## [Your objective]
One number should be the full reply: how many lines of the material below contain "screenshot".
--------------------------------------------------
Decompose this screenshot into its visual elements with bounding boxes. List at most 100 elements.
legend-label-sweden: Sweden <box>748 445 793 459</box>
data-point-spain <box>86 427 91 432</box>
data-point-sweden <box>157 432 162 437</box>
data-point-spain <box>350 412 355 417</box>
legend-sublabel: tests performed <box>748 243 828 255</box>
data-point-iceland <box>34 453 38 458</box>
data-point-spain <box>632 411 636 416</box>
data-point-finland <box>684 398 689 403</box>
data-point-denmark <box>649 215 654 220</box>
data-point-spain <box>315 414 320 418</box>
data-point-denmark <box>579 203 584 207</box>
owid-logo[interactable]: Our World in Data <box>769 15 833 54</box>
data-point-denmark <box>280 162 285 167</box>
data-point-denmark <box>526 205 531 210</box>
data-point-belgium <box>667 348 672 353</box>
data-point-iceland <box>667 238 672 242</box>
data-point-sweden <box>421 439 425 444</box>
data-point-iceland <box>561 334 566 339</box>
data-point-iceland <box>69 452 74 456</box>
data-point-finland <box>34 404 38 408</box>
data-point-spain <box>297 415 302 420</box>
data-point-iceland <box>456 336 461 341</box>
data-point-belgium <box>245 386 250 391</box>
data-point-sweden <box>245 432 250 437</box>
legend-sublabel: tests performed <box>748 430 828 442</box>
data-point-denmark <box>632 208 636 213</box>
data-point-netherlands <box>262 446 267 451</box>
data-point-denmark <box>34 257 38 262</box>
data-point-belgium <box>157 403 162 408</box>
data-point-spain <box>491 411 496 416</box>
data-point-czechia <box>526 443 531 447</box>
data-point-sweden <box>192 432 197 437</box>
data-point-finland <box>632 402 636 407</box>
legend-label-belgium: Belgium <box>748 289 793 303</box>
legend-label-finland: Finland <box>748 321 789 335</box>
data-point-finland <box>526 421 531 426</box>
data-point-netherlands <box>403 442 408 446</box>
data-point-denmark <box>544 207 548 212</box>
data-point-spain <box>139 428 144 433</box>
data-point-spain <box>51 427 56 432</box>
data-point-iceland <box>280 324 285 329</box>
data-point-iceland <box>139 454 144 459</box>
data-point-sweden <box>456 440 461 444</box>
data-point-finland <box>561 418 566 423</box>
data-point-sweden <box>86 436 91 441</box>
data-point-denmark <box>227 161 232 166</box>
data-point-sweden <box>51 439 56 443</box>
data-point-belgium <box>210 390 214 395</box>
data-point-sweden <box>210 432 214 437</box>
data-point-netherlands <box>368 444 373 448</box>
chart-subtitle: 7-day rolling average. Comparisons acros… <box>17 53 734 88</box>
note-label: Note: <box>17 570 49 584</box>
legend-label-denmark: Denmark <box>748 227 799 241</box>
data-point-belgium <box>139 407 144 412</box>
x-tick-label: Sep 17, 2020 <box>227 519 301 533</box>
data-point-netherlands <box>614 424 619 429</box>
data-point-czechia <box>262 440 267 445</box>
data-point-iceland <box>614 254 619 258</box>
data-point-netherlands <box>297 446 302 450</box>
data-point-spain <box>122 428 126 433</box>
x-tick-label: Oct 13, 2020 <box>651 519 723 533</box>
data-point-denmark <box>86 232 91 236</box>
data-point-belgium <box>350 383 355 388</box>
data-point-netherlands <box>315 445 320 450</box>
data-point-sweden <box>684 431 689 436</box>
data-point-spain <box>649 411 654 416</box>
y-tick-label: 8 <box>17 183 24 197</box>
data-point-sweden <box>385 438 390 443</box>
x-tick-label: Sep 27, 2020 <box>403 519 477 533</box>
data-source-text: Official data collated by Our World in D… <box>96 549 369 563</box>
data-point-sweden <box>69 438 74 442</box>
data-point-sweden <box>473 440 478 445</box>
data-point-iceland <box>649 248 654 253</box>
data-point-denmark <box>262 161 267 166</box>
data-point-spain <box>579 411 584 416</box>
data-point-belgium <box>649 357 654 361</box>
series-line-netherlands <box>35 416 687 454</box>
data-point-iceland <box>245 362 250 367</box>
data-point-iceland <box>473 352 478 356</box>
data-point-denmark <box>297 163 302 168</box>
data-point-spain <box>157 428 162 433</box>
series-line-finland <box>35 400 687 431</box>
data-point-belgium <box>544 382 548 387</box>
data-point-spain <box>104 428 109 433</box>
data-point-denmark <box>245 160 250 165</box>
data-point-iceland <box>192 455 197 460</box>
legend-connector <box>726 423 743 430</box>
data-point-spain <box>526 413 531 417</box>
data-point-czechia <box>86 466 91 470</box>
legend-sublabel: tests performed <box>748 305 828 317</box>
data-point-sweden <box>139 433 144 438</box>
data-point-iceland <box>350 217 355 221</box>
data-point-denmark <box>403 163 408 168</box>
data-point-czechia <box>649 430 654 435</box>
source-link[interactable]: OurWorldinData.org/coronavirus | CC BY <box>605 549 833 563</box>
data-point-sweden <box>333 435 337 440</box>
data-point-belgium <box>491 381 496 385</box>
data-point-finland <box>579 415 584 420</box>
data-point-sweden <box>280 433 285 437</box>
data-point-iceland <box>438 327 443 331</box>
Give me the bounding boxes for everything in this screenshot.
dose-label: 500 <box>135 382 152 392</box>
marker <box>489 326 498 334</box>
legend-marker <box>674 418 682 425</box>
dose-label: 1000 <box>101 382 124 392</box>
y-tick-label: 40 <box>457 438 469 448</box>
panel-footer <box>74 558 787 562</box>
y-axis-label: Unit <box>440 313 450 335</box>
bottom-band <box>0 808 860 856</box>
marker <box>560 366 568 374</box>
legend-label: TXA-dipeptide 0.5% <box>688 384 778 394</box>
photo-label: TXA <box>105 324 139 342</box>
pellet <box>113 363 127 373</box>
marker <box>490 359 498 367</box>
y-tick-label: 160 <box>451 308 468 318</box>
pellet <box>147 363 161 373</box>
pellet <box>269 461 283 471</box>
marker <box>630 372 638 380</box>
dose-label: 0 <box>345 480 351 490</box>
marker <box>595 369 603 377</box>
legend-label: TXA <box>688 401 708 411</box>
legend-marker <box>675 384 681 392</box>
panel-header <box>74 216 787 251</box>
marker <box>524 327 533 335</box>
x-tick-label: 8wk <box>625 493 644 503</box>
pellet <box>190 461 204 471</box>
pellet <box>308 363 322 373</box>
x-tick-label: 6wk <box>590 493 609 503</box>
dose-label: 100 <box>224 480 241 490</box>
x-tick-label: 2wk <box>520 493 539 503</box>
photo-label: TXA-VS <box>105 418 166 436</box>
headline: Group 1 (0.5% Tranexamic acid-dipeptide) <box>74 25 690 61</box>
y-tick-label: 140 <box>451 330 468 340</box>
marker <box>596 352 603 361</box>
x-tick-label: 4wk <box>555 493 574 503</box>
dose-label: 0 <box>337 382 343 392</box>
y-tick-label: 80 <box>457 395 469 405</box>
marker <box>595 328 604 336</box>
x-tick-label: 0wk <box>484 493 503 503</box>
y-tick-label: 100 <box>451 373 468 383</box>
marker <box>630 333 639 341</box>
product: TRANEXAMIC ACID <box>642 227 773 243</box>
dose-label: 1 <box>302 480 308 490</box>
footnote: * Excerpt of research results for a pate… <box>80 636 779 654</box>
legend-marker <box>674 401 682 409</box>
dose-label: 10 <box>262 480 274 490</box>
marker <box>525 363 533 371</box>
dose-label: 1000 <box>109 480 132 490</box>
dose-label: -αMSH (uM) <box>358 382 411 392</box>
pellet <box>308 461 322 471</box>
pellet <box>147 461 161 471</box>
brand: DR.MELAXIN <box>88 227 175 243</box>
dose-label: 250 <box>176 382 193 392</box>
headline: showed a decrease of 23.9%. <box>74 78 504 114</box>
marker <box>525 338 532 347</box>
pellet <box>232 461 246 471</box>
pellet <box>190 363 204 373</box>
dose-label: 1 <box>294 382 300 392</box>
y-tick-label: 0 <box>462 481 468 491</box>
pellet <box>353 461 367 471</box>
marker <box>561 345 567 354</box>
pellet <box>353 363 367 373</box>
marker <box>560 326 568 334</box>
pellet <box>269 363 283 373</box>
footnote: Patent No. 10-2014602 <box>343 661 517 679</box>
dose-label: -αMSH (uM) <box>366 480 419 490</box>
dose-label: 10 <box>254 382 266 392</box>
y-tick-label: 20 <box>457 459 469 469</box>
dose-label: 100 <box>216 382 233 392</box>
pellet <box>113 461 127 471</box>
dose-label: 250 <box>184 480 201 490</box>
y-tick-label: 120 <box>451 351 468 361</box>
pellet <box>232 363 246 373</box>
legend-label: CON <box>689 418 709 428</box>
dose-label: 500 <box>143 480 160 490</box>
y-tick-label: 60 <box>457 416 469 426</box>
--------------------------------------------------
## [Worked solution]
2